**Required work**
Everything in the data gets repeated exactly, except for the pictures.

**Listed records**
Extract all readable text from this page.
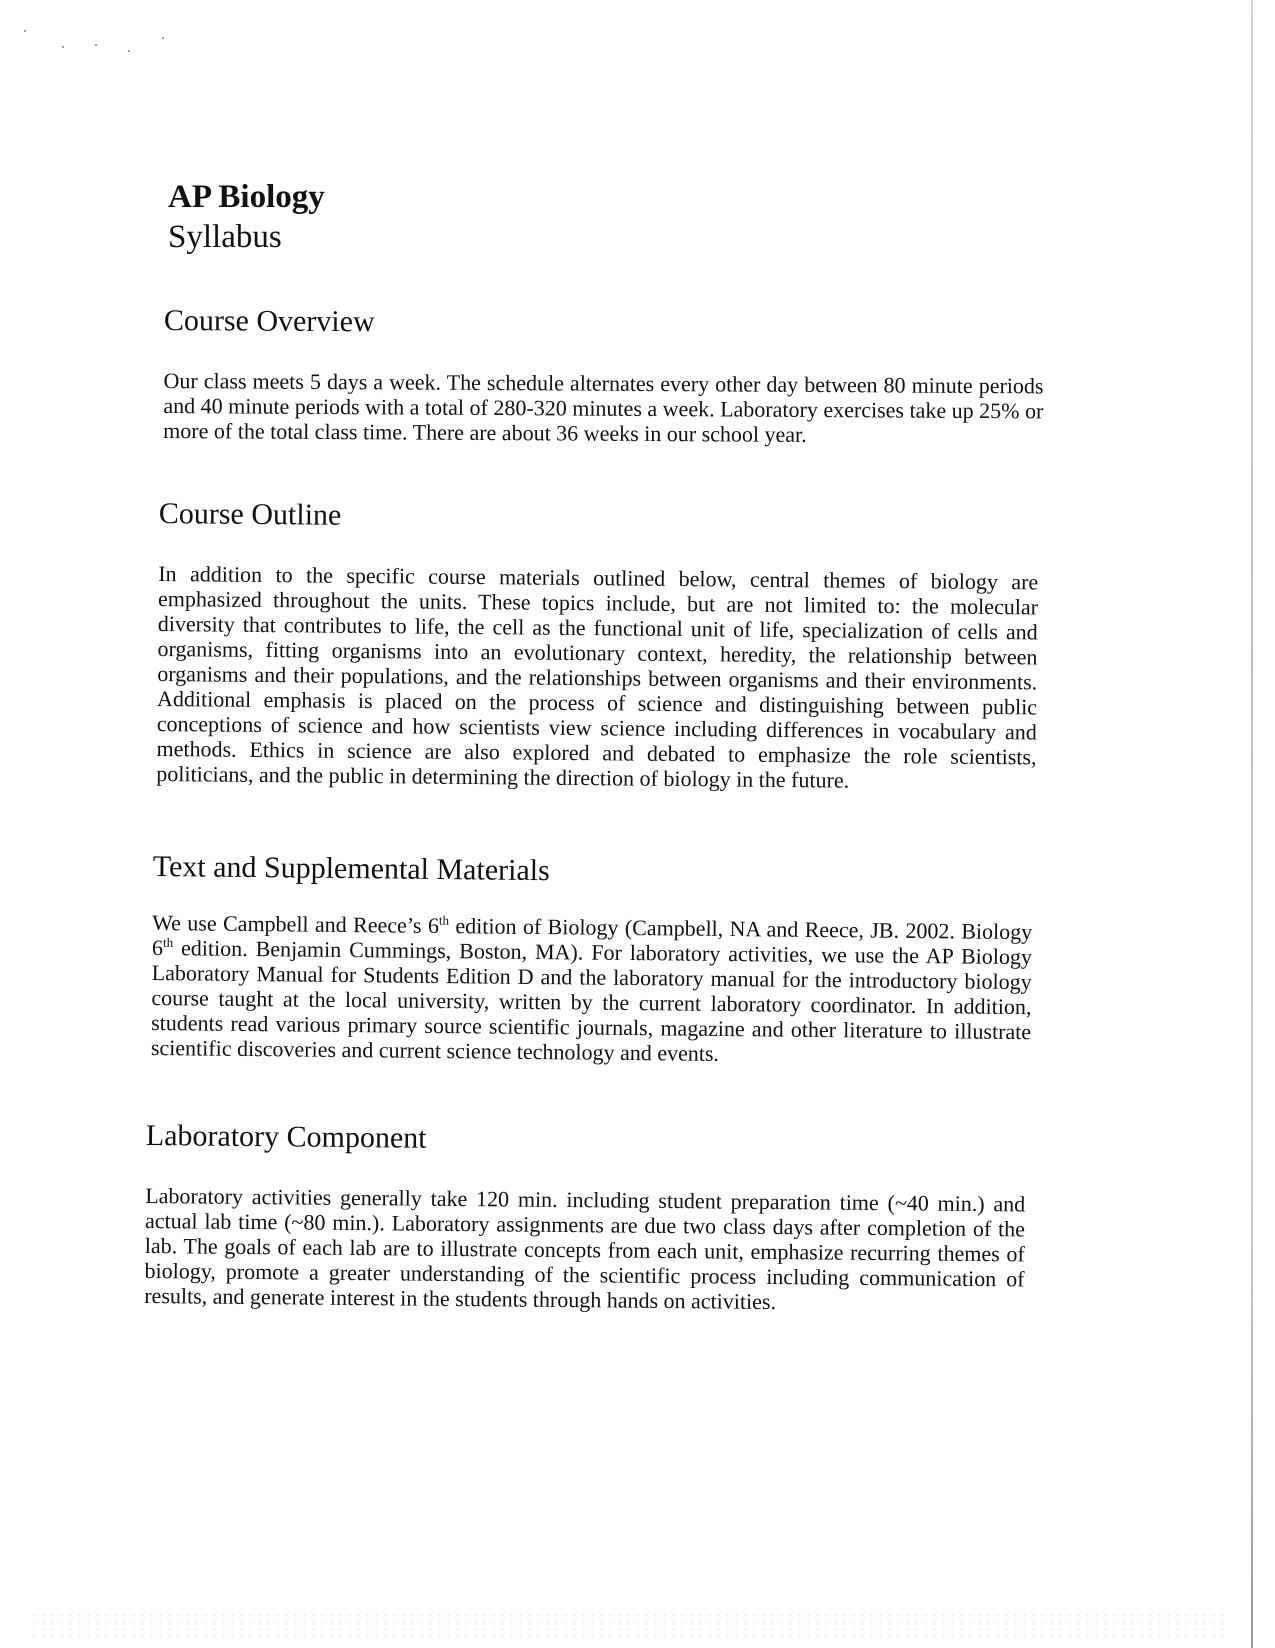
AP Biology
Syllabus
Course Overview

Our class meets 5 days a week. The schedule alternates every other day between 80 minute periods and 40 minute periods with a total of 280-320 minutes a week. Laboratory exercises take up 25% or more of the total class time. There are about 36 weeks in our school year.

Course Outline

In addition to the specific course materials outlined below, central themes of biology are emphasized throughout the units. These topics include, but are not limited to: the molecular diversity that contributes to life, the cell as the functional unit of life, specialization of cells and organisms, fitting organisms into an evolutionary context, heredity, the relationship between organisms and their populations, and the relationships between organisms and their environments. Additional emphasis is placed on the process of science and distinguishing between public conceptions of science and how scientists view science including differences in vocabulary and methods. Ethics in science are also explored and debated to emphasize the role scientists, politicians, and the public in determining the direction of biology in the future.

Text and Supplemental Materials

We use Campbell and Reece’s 6th edition of Biology (Campbell, NA and Reece, JB. 2002. Biology 6th edition. Benjamin Cummings, Boston, MA). For laboratory activities, we use the AP Biology Laboratory Manual for Students Edition D and the laboratory manual for the introductory biology course taught at the local university, written by the current laboratory coordinator. In addition, students read various primary source scientific journals, magazine and other literature to illustrate scientific discoveries and current science technology and events.

Laboratory Component

Laboratory activities generally take 120 min. including student preparation time (~40 min.) and actual lab time (~80 min.). Laboratory assignments are due two class days after completion of the lab. The goals of each lab are to illustrate concepts from each unit, emphasize recurring themes of biology, promote a greater understanding of the scientific process including communication of results, and generate interest in the students through hands on activities.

**Task result**
Extract all readable text from this page.
AP Biology
Syllabus
Course Overview

Our class meets 5 days a week. The schedule alternates every other day between 80 minute periods and 40 minute periods with a total of 280-320 minutes a week. Laboratory exercises take up 25% or more of the total class time. There are about 36 weeks in our school year.

Course Outline

In addition to the specific course materials outlined below, central themes of biology are emphasized throughout the units. These topics include, but are not limited to: the molecular diversity that contributes to life, the cell as the functional unit of life, specialization of cells and organisms, fitting organisms into an evolutionary context, heredity, the relationship between organisms and their populations, and the relationships between organisms and their environments. Additional emphasis is placed on the process of science and distinguishing between public conceptions of science and how scientists view science including differences in vocabulary and methods. Ethics in science are also explored and debated to emphasize the role scientists, politicians, and the public in determining the direction of biology in the future.

Text and Supplemental Materials

We use Campbell and Reece’s 6th edition of Biology (Campbell, NA and Reece, JB. 2002. Biology 6th edition. Benjamin Cummings, Boston, MA). For laboratory activities, we use the AP Biology Laboratory Manual for Students Edition D and the laboratory manual for the introductory biology course taught at the local university, written by the current laboratory coordinator. In addition, students read various primary source scientific journals, magazine and other literature to illustrate scientific discoveries and current science technology and events.

Laboratory Component

Laboratory activities generally take 120 min. including student preparation time (~40 min.) and actual lab time (~80 min.). Laboratory assignments are due two class days after completion of the lab. The goals of each lab are to illustrate concepts from each unit, emphasize recurring themes of biology, promote a greater understanding of the scientific process including communication of results, and generate interest in the students through hands on activities.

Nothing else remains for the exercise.